CONSIGNA =>
Prosigue la crónica sobre la marcha de los jubilados a partir de su última oración.

FRAGMENTO DEL TEXTO =>
Muestra la lista que arrancó previo a las elecciones de octubre de 2023. Sus primeras dos creaciones:
- “Que no te vendan gato por león”.
- “¿Salir de la grieta para tirarse al abismo?”.
Y elige sus dos favoritas de una nómina que seguirá creciendo:
Sobre el veto al aumento de las jubilaciones: “Milei, paparulo, metete el veto en el culo”.
Sobre el desfinanciamiento de las universidades: “Milei: la UBA también tiene las facultades alteradas”.
Juan Manuel le cuenta a lavaca lo que presagia para él después de las elecciones: “Se profundizará el desastre, sea porque pierda el gobierno o porque gane, de cualquier forma tienen la orden de hacer todo tipo de reformas. Como respuesta en la calle estamos siendo 4 gatos locos, algo que no me entra en la cabeza porque este es el peor gobierno de la historia”.

Sobre el cierre de la marcha, en uno de los varios actos que se armaron en esta plaza, Virginia, de Jubilados Insurgentes y megáfono en mano, describió que la crisis que el país está atravesando no es nueva: “Estuvo Krieger Vassena con Onganía, Martínez de Hoz con la última dictadura, Cavallo con Menem, Macri con Caputo y Sturzenegger, que son los mismos que ahora están con este energúmeno”. La línea de tiempo que hiló Virginia ubica ministros de economía con dictaduras y gobiernos constitucionales en épocas distintas, con un detalle que a su criterio sigue permaneciendo impune: “La economía neoliberal”.
Allí radica la lucha de estos miércoles, dice. Su sostenibilidad. Porque el miércoles que viene, pase lo que pase, seguirán viniendo a la plaza para continuar marchando. “Estar presente es estar activo, lo que significa estar lúcido”, define.

Carlos Dawlowfki tiene 75 años y se convirtió en un emblema de esa lucidez luego de ser reprimido por la Policía a principio de marzo. Llevaba una camiseta del club Chacarita y en solidaridad con él, una semana después la mayoría de las hinchadas del fútbol argentino organizaron un masivo acompañamiento. Ese 12 de marzo fue, justamente, la tarde en que el gendarme Héctor Guerrero hirió con una granada de gas lacrimógeno lanzada con total ilegalidad al fotógrafo Pablo Grillo (todavía en rehabilitación) y el prefecto Sebastián Martínez le disparó y le sacó un ojo a Jonathan Navarro, quien al igual que Carlos también llevaba la remera de Chaca.

[Datos de detección de la disposición del documento]
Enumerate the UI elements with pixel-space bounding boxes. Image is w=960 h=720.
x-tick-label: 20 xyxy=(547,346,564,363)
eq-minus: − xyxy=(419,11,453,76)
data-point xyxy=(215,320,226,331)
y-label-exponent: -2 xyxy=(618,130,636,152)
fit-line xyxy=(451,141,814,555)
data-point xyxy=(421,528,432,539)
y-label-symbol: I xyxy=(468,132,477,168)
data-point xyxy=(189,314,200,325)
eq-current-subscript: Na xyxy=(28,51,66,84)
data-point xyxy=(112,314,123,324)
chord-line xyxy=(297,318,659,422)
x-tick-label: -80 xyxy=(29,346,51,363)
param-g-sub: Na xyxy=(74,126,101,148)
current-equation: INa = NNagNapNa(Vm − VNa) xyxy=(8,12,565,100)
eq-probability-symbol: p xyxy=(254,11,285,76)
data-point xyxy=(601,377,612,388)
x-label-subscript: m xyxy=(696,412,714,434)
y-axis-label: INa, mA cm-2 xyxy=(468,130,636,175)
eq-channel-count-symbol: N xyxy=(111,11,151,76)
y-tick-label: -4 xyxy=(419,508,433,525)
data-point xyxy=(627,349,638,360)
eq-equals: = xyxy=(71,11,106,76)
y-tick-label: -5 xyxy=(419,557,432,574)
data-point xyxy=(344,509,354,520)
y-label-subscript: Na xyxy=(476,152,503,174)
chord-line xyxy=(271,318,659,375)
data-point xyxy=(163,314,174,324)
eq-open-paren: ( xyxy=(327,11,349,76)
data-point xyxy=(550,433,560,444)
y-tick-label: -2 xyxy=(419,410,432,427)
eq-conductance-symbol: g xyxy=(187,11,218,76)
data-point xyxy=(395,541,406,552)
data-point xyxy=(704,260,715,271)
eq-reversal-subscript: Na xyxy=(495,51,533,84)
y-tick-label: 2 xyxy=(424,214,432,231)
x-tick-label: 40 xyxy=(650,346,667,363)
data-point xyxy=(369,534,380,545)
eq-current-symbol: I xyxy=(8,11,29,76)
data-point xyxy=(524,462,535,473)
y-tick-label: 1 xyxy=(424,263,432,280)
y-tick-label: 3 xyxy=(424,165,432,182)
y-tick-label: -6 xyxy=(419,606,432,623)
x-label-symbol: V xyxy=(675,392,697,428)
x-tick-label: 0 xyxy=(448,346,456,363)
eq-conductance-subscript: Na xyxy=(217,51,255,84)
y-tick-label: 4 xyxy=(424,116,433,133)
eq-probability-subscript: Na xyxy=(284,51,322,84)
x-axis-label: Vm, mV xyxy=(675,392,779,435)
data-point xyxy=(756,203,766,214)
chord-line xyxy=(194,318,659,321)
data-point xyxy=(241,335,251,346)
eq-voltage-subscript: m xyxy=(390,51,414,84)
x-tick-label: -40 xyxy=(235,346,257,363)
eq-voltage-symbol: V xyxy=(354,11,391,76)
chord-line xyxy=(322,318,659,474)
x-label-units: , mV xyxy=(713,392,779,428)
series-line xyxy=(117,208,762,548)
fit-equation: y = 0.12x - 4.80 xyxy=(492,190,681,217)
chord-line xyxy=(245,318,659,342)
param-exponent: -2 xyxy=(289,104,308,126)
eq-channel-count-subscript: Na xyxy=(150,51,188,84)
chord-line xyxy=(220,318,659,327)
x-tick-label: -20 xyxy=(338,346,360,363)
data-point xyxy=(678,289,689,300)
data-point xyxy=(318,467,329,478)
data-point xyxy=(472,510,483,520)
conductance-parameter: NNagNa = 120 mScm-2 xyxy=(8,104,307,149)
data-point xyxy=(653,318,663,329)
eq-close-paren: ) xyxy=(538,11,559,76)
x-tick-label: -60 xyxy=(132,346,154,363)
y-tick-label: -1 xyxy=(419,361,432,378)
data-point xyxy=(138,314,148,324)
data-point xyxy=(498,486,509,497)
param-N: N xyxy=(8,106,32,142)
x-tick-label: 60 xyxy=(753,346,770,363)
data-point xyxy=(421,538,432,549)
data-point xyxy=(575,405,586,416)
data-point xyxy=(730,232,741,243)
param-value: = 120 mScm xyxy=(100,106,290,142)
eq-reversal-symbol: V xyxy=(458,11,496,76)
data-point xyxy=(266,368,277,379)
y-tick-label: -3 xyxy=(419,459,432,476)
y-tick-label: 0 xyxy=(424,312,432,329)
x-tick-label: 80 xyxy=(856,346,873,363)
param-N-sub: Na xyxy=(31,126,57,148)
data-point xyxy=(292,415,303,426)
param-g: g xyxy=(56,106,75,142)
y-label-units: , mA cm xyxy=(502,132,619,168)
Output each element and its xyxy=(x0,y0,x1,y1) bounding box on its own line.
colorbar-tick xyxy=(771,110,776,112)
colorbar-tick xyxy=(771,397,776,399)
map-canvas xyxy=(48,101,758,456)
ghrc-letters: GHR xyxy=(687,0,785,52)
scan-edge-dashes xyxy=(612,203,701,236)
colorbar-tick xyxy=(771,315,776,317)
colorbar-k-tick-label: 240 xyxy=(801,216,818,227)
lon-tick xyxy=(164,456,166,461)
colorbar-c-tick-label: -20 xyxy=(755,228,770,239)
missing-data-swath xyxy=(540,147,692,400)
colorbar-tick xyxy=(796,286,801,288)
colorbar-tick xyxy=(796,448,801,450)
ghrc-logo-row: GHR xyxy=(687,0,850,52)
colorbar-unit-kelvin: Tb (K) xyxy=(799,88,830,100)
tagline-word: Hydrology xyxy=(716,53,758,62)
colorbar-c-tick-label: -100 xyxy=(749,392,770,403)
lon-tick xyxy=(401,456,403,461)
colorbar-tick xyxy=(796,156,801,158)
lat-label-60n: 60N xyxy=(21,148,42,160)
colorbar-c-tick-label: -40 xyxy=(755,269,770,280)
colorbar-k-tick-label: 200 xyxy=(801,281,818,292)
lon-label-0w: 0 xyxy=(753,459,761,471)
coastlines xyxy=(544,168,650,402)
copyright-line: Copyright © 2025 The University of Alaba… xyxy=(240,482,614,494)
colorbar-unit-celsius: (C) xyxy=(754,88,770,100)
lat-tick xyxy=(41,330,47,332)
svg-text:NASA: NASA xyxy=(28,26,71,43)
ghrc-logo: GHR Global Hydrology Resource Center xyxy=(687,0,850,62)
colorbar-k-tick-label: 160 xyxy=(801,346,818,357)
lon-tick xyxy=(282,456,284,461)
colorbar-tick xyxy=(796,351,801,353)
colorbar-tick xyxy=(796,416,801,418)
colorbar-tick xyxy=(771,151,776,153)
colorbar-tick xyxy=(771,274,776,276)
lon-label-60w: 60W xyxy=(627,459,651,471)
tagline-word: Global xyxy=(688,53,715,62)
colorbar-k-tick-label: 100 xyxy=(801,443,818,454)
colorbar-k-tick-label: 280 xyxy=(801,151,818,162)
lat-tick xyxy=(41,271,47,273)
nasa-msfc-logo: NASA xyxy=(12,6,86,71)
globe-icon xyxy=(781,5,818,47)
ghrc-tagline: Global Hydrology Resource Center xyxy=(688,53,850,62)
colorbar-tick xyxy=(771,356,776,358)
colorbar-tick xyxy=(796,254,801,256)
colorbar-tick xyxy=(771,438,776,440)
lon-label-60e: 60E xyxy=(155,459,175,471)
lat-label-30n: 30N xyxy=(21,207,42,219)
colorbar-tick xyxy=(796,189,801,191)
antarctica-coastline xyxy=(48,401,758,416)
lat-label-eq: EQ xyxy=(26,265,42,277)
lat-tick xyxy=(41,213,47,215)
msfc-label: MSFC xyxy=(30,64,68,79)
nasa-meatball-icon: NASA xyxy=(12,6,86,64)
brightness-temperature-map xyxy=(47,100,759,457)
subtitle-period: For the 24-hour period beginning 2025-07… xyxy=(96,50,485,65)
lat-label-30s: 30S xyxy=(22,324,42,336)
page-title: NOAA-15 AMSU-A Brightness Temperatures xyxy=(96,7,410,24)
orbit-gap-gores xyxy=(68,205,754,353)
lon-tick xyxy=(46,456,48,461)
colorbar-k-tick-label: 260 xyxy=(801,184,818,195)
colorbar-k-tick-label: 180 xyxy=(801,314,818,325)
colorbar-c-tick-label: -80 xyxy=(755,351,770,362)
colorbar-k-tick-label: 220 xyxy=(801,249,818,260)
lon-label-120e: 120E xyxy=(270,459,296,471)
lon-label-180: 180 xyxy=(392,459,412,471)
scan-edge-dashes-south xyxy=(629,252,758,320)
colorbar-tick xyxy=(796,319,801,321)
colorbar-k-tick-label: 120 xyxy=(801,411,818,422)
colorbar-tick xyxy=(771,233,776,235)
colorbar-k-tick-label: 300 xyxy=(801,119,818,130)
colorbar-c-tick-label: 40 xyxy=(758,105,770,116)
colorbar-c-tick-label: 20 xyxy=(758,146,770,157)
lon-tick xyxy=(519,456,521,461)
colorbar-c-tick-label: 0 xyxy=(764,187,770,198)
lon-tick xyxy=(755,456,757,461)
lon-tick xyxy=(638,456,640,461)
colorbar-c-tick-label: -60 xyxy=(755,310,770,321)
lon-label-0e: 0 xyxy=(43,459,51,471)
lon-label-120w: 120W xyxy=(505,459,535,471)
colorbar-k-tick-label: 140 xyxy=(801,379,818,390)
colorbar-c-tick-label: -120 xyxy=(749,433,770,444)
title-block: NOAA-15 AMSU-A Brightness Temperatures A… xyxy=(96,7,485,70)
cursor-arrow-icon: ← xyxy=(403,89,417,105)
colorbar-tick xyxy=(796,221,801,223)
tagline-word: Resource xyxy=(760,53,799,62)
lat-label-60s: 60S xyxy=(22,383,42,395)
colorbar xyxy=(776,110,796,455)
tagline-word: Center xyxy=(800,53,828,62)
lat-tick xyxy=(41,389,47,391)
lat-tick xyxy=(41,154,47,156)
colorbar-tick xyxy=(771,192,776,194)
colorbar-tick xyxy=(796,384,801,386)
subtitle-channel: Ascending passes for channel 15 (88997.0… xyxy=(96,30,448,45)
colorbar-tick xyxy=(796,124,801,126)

RESPUESTA =>
Carlos es parte de la organización de jubilados autoconvocados “Los 12 Apóstoles” y habla con lavaca: “Hoy fui a acompañar a las personas con discapacidad y me di cuenta el dolor que hay internamente. Una tristeza total. Y entendí por qué estamos acá, cada miércoles. Y sentí un orgullo grande por la constancia que llevamos”.
La gente lo reconoce y le pide sacarse fotos con él. “Estás muy solicitado hoy”, lo jode un amigo. Carlos se ríe, antes de ponerse serio: “Hay que aceptarlo, hoy somos una colonia. Pasé el 76 y el 2001, y nunca vi una cosa igual en cuanto a pérdida de soberanía”. De repente, le brota la esperanza: “Pero después del 26, volveremos a ser patria. Esperemos que el pueblo argentino tenga un poquito de memoria y recapacite. Lo único que pido es el bienestar para los pibes del Garrahan y con discapacidad. A mí me quedarán 3, 4, 5 años; tengo un infarto, un stent, así que lucho por mis nietos, por mis hijos, por ustedes”.

Carlos hace crítica y también autocrítica. “Nosotros tenemos un país espectacular, pero nos equivocamos. Los mayores tenemos un poco de culpa sobre lo que ocurrió en las últimas elecciones: no asesoramos a nuestros nietos e hijos sobre lo que podía venir y finalmente llegó. Y en eso también tiene que ver la realidad económica. Antes nos juntábamos para comer los domingos, ahora ya no se puede. No le llegamos a la juventud, que votó a la derecha, a una persona que no está en sus cabales”.
Remata Carlos, antes de que le pidan una selfie: “Nosotros ya estamos jugados pero no rendidos. Estos viejos meados -como nos dicen- vamos a luchar hasta nuestra última gota. Y cuando pasen las elecciones, acá seguiremos estando: soñando lo mejor para nuestro país”.